◆ Data provided
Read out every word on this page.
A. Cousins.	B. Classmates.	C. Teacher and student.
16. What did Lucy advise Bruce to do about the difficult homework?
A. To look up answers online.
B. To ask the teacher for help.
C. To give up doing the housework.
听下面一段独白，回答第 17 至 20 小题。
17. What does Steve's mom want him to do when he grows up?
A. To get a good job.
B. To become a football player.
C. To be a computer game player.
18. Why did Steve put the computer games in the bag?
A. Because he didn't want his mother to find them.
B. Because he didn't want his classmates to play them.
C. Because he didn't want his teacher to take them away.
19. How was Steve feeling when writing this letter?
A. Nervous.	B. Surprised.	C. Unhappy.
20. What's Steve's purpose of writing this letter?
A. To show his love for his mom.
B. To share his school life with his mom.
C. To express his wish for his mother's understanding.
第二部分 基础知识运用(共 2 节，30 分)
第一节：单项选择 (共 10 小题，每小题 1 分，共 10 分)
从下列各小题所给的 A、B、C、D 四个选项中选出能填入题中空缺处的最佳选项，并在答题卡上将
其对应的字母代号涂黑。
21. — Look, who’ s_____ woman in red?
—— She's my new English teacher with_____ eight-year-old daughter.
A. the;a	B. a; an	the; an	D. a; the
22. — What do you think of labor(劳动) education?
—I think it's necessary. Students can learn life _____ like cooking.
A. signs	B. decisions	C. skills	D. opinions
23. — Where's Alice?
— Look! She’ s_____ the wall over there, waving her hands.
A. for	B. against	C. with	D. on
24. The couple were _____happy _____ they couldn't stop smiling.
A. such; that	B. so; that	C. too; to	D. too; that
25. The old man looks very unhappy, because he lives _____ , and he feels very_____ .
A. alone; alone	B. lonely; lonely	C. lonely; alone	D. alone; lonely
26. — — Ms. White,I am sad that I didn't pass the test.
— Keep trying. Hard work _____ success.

◆ Work required
Note every line above where the string "letter" shows up, and copy those lines.

◆ Solution below
19. How was Steve feeling when writing this letter?
20. What's Steve's purpose of writing this letter?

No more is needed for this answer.